● Instrucciones
1) Según el texto sobre Alberti y Buster Keaton, ¿son ciertas las afirmaciones (a), (b) y (c)? Responde sí o no a cada una y cita entre comillas las palabras del texto que lo deciden.
(a) Al final de la película, Keaton elige como premio a la hija del ganadero.
(b) El poema parte de la anécdota del final de la película.
(c) Alberti veía a Keaton como un actor alegre.
2) Cita el fragmento del texto sobre Alberti y Buster Keaton que empieza con "Alberti escribió el" y sigue hasta "o una vaca?", sin cambiar nada.

═════ Texto mostrado ═════

Alberti escribió el poema «Buster Keaton busca por el bosque a su novia, que es una verdadera vaca», cuyos versos remiten al film Mi vaca y yo o El rey de los cowboys (Go West, 1927), donde su personaje tenía una vaca como compañera y luego una novia. Al final de la película, después de haber impedido el robo del ganado, Keaton escoge como galardón no a la hija guapa del ganadero, sino a la vaca Ojos Castaños73. El poema, partiendo de aquella anécdota del final, poseía cierto toque surrealista:


¿Eres una dulce niña o eres una verdadera vaca?
Mi corazón siempre me dijo que eras una verdadera vaca.
Una dulce niña.
Una verdadera vaca.
Una niña.
Una vaca.
¿Una niña o una vaca?
O ¿una niña y una vaca?
Yo nunca supe nada.
Adiós Georgina.
(¡Pum!).

Alberti consideraba a Keaton «el actor más profundamente melancólico (...) Es como un animalito mudo; en sus ojos está todo; tiene una profundidad de vaca melancólica»74.

═════ Material proporcionado ═════

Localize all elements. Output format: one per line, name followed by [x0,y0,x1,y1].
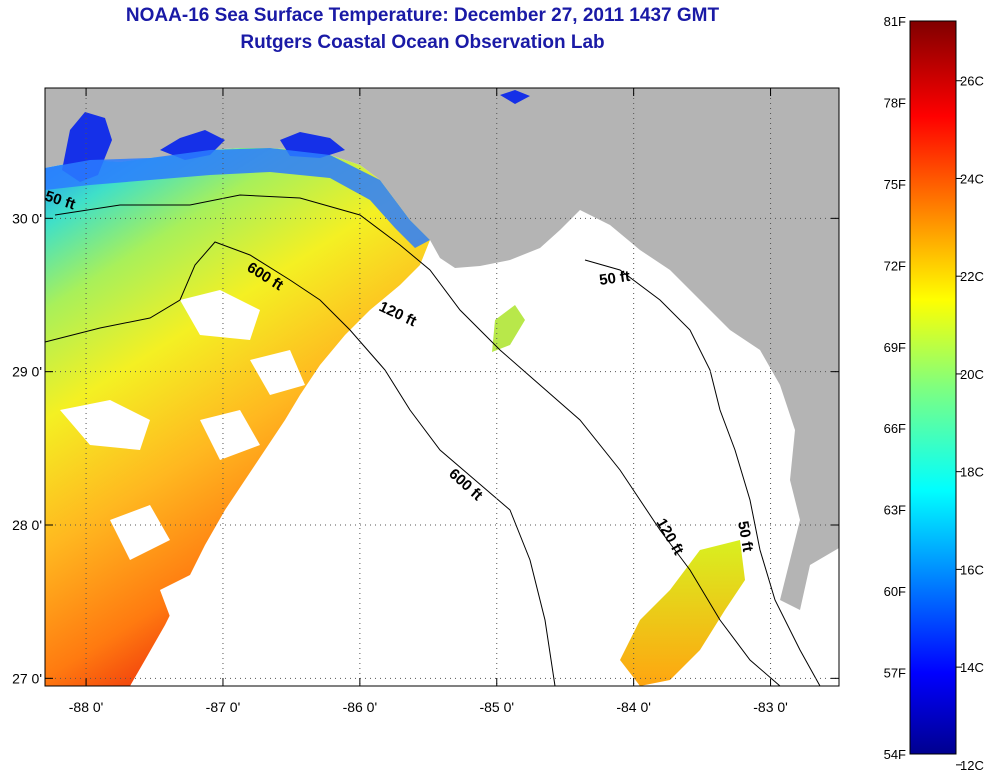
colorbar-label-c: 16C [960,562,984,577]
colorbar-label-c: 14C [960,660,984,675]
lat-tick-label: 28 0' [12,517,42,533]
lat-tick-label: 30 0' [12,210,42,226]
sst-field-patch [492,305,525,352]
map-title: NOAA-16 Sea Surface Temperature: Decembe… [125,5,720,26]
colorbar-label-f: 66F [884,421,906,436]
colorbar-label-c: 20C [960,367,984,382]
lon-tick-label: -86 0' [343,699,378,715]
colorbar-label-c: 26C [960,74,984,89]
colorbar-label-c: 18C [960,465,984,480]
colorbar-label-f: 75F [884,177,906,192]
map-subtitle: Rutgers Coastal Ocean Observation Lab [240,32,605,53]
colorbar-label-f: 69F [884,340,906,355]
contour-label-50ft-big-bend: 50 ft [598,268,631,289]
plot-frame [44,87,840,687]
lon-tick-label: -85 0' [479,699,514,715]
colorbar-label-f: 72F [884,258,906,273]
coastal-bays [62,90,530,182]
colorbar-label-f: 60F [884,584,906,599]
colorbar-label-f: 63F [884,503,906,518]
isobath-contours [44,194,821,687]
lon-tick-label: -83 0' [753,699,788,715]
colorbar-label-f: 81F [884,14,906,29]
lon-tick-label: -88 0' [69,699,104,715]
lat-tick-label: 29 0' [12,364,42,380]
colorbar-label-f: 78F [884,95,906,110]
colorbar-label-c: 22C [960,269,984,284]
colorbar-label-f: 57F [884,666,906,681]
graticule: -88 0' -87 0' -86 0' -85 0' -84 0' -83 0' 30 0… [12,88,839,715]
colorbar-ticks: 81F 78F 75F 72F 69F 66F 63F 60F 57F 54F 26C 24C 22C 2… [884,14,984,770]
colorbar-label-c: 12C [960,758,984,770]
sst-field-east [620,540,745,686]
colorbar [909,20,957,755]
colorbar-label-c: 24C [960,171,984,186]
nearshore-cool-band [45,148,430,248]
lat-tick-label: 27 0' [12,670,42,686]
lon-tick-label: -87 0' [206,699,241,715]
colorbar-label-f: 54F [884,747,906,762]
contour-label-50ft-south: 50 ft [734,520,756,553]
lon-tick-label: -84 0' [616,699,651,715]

═════

● Respuestas
1)
(a) No: «Keaton escoge como galardón no a la hija guapa del ganadero, sino a la vaca Ojos Castaños».
(b) Sí: «El poema, partiendo de aquella anécdota del final, poseía cierto toque surrealista».
(c) No: «el actor más profundamente melancólico».

2)
Alberti escribió el poema «Buster Keaton busca por el bosque a su novia, que es una verdadera vaca», cuyos versos remiten al film Mi vaca y yo o El rey de los cowboys (Go West, 1927), donde su personaje tenía una vaca como compañera y luego una novia. Al final de la película, después de haber impedido el robo del ganado, Keaton escoge como galardón no a la hija guapa del ganadero, sino a la vaca Ojos Castaños73. El poema, partiendo de aquella anécdota del final, poseía cierto toque surrealista:


¿Eres una dulce niña o eres una verdadera vaca?
Mi corazón siempre me dijo que eras una verdadera vaca.
Una dulce niña.
Una verdadera vaca.
Una niña.
Una vaca.
¿Una niña o una vaca?